**INSTRUCTIONS TO FOLLOW**. Gather all lines in the entries that include the word "inquiry".

-- BEGIN --

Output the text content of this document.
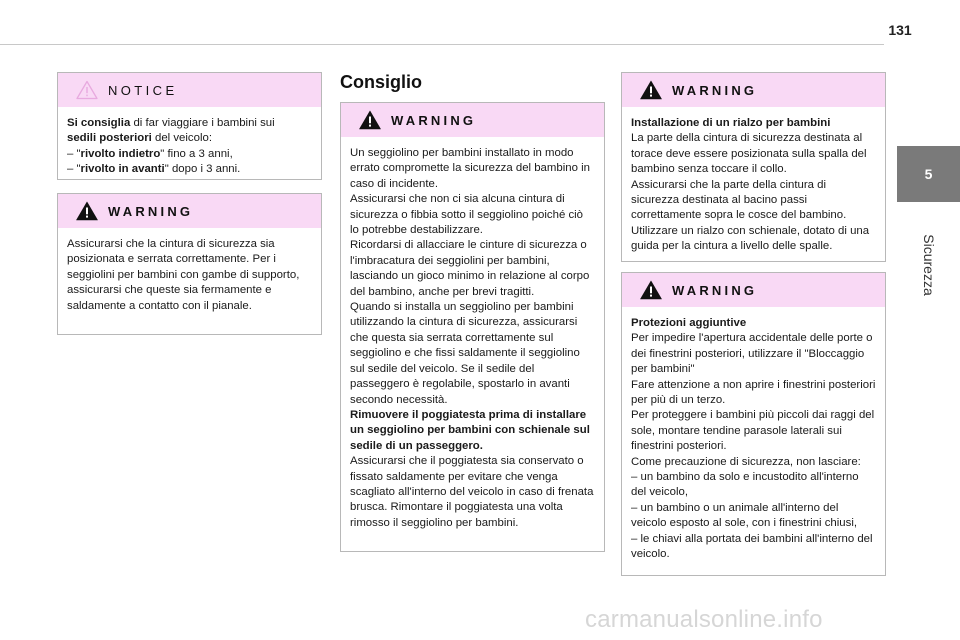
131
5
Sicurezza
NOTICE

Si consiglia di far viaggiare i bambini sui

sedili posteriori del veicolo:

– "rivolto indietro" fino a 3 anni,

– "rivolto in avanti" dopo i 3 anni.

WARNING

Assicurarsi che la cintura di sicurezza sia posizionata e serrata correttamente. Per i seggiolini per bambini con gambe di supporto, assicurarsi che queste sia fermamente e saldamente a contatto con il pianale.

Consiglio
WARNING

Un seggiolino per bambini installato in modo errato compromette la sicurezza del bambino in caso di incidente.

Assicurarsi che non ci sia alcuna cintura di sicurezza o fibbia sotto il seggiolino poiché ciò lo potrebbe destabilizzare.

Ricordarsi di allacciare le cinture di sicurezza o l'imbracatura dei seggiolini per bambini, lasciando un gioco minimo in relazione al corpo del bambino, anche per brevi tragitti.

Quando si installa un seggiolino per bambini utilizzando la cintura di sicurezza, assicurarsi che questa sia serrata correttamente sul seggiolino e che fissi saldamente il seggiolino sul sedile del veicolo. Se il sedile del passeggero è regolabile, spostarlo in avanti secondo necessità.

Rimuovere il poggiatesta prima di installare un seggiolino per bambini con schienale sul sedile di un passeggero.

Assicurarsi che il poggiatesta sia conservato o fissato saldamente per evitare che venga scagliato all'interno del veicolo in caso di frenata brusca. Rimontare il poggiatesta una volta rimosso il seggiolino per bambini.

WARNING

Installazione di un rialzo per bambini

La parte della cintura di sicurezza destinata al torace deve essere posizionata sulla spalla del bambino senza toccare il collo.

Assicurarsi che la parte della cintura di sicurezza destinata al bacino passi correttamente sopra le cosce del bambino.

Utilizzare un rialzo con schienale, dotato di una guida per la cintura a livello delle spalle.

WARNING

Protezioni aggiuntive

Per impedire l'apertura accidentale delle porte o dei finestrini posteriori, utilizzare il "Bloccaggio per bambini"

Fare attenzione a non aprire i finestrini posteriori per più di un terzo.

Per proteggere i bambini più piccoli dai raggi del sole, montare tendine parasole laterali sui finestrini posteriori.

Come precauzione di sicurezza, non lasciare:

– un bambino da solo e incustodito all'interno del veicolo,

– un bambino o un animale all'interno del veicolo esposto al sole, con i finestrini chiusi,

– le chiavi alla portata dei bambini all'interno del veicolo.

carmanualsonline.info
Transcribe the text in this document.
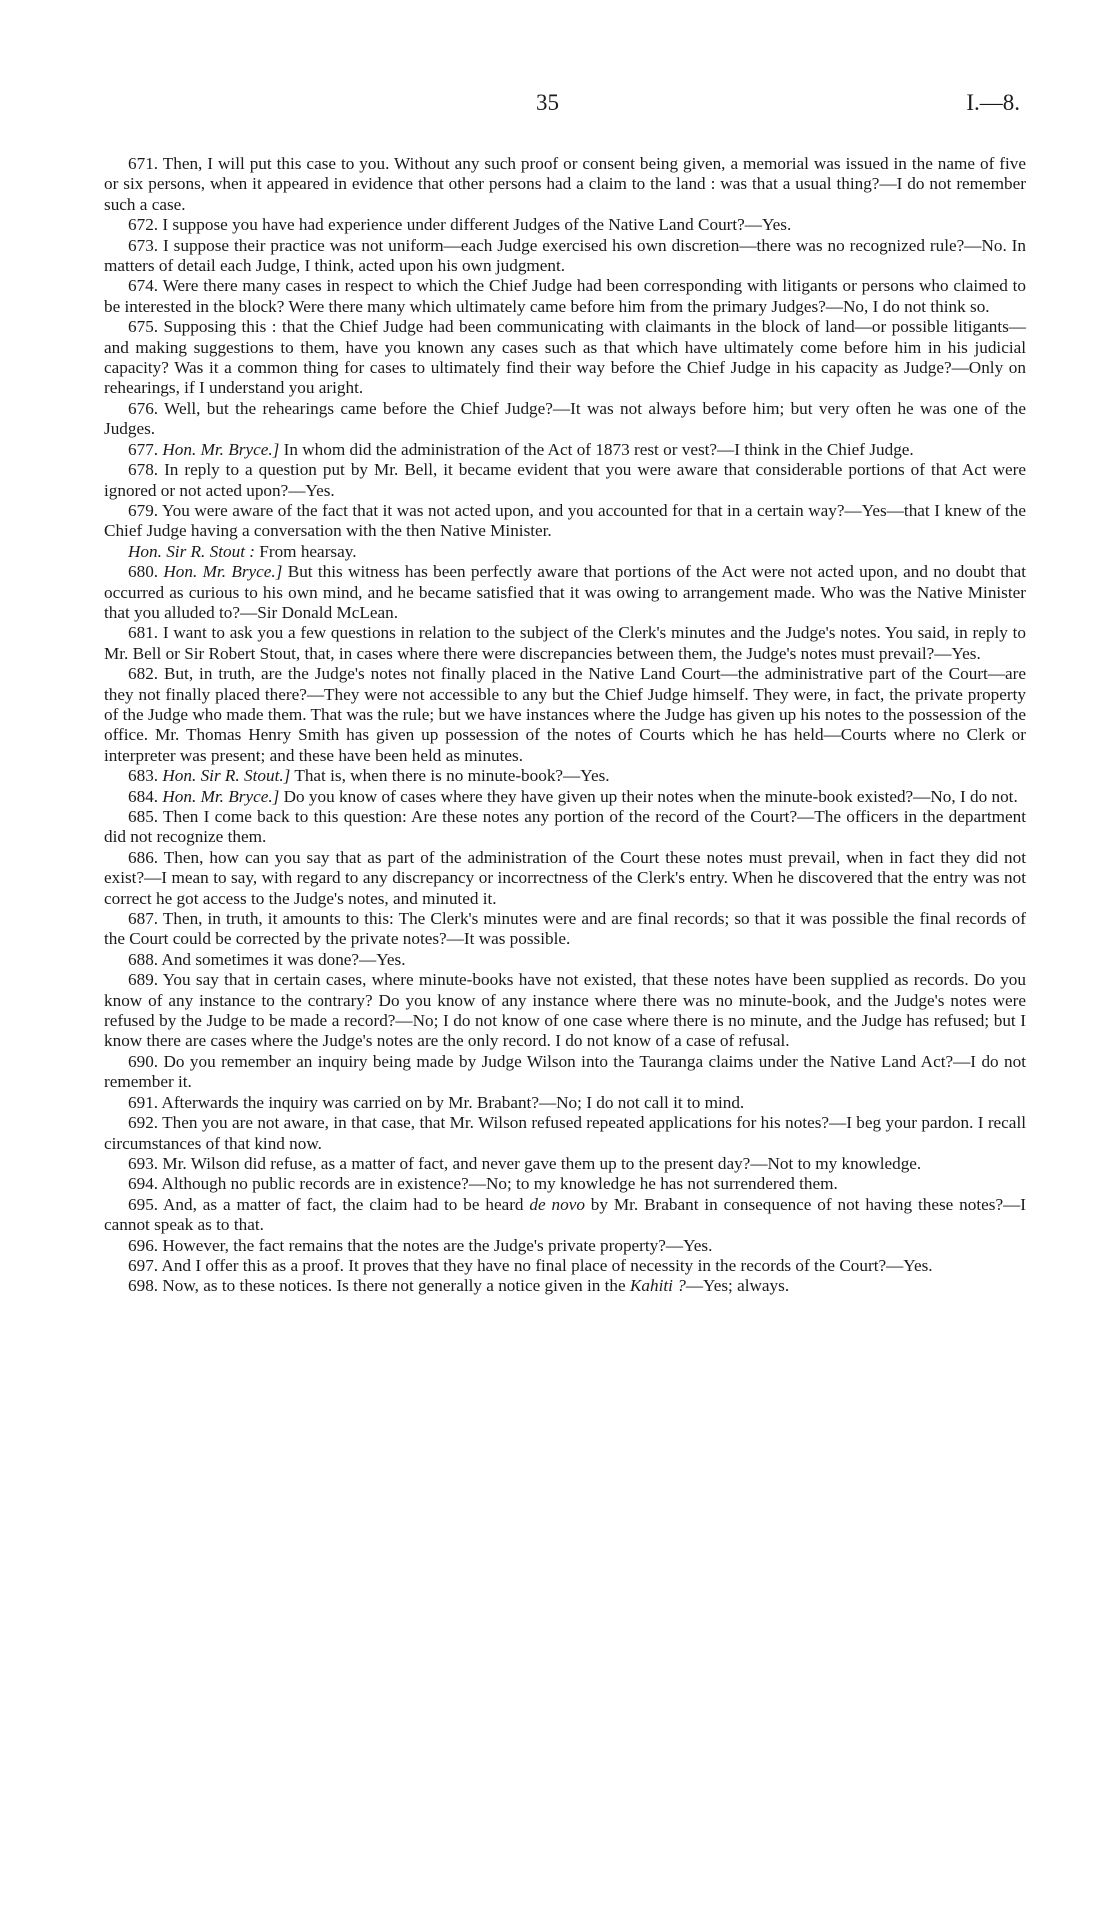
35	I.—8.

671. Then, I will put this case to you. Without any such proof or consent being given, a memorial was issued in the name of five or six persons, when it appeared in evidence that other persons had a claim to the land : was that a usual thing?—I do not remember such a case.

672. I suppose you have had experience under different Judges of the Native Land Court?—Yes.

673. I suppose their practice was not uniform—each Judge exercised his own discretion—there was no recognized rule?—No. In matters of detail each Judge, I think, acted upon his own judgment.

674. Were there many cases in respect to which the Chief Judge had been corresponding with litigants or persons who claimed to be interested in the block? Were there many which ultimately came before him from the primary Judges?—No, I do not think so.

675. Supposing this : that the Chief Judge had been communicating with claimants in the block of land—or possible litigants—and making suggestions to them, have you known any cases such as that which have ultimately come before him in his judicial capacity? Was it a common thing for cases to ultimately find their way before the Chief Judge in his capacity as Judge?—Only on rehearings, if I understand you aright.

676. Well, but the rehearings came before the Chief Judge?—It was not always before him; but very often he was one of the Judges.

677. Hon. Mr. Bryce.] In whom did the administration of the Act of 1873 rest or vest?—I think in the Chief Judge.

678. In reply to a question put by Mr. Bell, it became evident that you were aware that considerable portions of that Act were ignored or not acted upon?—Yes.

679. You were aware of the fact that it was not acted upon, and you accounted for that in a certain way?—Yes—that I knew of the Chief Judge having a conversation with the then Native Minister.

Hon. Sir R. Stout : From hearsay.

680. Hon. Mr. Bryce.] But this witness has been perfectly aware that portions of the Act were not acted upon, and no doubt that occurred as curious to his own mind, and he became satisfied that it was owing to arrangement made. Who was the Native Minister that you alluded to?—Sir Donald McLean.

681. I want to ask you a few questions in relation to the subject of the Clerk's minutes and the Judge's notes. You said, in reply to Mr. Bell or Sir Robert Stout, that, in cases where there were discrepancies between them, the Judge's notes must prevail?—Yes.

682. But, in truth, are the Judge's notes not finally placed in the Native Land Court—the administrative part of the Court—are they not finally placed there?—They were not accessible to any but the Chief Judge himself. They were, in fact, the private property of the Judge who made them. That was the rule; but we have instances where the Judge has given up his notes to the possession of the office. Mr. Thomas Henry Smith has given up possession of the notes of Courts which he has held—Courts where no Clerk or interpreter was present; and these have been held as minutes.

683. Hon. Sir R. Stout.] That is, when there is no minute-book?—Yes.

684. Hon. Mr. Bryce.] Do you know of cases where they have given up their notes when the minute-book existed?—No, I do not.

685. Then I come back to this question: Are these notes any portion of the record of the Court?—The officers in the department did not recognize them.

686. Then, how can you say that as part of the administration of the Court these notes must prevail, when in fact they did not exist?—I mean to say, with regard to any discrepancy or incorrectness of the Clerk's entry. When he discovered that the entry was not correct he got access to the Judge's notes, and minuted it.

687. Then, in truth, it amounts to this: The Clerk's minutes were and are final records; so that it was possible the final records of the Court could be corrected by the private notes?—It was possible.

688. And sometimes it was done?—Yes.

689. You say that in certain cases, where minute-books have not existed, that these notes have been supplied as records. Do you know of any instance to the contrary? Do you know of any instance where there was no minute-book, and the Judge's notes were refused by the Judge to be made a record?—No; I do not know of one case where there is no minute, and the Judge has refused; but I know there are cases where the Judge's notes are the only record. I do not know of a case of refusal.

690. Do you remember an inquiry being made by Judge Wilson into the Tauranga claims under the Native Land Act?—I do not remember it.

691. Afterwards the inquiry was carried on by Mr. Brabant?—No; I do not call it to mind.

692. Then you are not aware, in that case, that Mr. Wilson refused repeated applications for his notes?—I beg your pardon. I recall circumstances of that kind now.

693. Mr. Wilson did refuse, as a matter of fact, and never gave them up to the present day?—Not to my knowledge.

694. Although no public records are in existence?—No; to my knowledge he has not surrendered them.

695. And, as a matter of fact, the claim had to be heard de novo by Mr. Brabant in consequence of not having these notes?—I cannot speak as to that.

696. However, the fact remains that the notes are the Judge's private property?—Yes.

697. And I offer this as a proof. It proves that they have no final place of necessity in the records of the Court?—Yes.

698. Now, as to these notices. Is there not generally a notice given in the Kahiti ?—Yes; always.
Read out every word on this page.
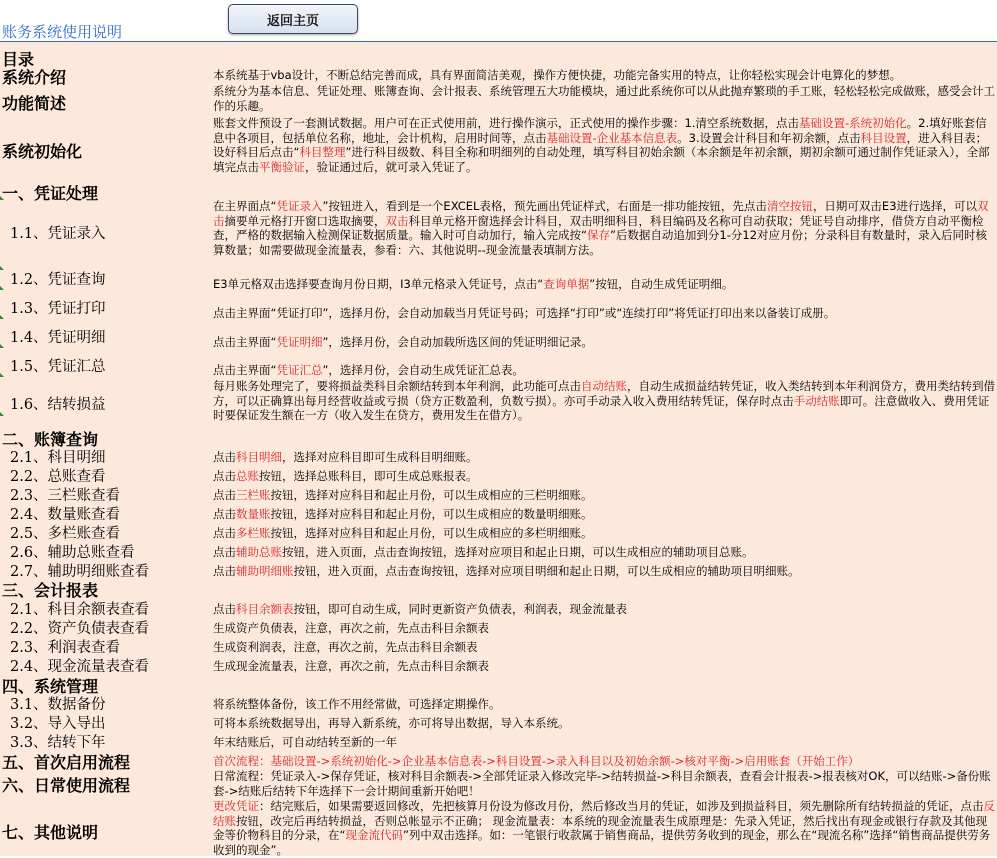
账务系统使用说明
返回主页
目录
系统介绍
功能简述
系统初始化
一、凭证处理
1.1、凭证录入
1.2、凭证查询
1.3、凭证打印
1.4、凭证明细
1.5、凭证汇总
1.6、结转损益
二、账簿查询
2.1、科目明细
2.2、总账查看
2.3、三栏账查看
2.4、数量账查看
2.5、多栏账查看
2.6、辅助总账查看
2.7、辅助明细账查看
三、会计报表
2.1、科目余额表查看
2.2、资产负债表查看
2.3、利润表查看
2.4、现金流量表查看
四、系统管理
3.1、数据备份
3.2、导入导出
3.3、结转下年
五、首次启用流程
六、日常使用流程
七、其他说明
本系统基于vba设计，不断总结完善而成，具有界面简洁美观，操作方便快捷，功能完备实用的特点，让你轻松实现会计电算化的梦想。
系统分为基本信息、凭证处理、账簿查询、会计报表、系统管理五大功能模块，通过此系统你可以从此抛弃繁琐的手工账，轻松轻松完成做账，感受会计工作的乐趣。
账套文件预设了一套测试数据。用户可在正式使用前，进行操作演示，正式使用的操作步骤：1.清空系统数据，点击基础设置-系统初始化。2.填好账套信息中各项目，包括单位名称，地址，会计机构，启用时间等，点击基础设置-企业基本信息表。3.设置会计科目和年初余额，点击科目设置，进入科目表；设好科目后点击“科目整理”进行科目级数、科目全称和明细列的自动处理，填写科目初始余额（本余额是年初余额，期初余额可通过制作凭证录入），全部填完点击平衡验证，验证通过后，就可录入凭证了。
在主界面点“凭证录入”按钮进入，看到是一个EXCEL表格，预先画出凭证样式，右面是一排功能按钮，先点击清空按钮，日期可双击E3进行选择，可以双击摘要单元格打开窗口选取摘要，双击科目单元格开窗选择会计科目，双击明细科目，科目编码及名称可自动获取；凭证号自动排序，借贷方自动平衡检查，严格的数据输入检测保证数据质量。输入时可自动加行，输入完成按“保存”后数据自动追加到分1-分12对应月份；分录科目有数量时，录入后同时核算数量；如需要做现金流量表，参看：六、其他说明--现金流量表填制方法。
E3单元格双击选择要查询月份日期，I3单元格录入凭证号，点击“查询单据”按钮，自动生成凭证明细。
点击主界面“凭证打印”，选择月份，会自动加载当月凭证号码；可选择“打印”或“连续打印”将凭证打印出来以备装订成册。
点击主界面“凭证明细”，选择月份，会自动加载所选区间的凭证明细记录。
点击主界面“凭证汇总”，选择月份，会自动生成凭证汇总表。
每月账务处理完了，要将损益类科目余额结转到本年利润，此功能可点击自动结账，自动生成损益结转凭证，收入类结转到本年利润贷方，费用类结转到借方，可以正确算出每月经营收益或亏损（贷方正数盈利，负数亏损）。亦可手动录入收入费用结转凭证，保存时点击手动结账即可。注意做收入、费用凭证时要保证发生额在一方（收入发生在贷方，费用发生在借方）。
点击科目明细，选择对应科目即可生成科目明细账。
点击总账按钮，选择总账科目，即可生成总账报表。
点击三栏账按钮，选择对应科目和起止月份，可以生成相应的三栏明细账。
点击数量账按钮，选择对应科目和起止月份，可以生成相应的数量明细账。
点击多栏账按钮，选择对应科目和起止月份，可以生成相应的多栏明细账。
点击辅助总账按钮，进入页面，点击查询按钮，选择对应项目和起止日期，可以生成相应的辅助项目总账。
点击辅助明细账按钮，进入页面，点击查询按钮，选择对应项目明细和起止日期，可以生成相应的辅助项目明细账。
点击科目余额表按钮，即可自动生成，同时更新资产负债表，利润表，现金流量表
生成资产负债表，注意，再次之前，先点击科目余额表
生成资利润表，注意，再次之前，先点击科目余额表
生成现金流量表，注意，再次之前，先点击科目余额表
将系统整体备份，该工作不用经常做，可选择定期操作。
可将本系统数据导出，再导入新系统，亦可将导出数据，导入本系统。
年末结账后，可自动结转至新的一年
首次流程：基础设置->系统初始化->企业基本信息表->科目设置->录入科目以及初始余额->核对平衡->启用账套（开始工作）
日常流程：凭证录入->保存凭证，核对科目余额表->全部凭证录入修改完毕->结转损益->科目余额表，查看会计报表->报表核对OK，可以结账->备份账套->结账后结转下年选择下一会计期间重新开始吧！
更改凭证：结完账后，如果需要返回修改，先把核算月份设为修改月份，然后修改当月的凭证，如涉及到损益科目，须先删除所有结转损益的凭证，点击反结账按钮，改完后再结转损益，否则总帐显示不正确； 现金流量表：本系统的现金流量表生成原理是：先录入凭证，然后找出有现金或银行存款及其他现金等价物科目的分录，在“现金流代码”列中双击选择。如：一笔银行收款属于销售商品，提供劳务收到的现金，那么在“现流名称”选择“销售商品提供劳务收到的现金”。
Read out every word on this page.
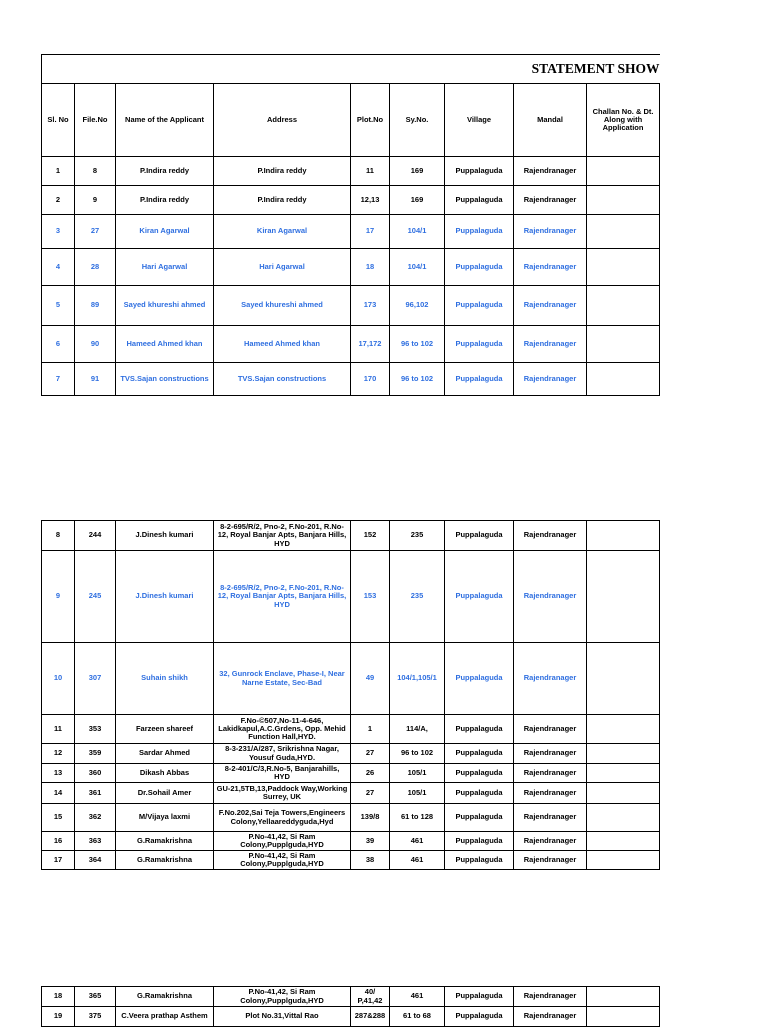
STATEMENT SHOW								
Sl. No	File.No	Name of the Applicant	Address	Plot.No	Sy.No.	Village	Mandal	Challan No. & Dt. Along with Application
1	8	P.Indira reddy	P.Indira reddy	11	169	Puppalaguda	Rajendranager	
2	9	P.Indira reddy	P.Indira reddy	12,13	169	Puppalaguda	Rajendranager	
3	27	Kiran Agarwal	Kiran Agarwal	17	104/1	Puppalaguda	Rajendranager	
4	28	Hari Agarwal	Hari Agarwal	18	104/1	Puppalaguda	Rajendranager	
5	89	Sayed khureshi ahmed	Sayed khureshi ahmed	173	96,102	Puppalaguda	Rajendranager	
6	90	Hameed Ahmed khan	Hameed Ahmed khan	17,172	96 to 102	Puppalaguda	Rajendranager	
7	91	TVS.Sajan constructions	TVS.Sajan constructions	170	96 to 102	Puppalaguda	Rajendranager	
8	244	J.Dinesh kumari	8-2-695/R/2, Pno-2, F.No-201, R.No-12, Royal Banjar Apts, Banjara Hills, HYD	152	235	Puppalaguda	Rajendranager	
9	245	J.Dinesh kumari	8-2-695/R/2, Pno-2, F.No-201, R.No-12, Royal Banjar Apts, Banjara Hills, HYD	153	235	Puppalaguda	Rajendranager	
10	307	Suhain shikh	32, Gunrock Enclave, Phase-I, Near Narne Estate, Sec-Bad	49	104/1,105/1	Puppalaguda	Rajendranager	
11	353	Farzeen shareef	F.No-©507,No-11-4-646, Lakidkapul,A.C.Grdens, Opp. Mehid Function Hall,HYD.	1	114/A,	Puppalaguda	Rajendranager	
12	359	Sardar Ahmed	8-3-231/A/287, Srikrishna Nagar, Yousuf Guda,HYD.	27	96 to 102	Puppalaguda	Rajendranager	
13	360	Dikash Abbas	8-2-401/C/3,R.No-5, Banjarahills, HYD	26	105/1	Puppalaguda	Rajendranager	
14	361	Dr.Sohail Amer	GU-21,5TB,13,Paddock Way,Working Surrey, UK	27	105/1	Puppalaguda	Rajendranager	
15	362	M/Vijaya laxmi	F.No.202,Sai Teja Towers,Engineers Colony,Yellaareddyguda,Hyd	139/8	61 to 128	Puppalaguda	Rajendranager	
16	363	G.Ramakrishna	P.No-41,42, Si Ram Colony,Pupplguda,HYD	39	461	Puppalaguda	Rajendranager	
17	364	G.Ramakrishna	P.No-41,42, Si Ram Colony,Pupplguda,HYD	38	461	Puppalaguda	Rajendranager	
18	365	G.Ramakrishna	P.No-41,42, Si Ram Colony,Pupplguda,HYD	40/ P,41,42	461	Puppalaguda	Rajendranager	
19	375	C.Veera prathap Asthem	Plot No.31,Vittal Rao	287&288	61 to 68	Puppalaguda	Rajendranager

-- END --

**EXERCISE RESULT**.
690. Do you remember an inquiry being made by Judge Wilson into the Tauranga claims under the Native Land Act?—I do not remember it.
691. Afterwards the inquiry was carried on by Mr. Brabant?—No; I do not call it to mind.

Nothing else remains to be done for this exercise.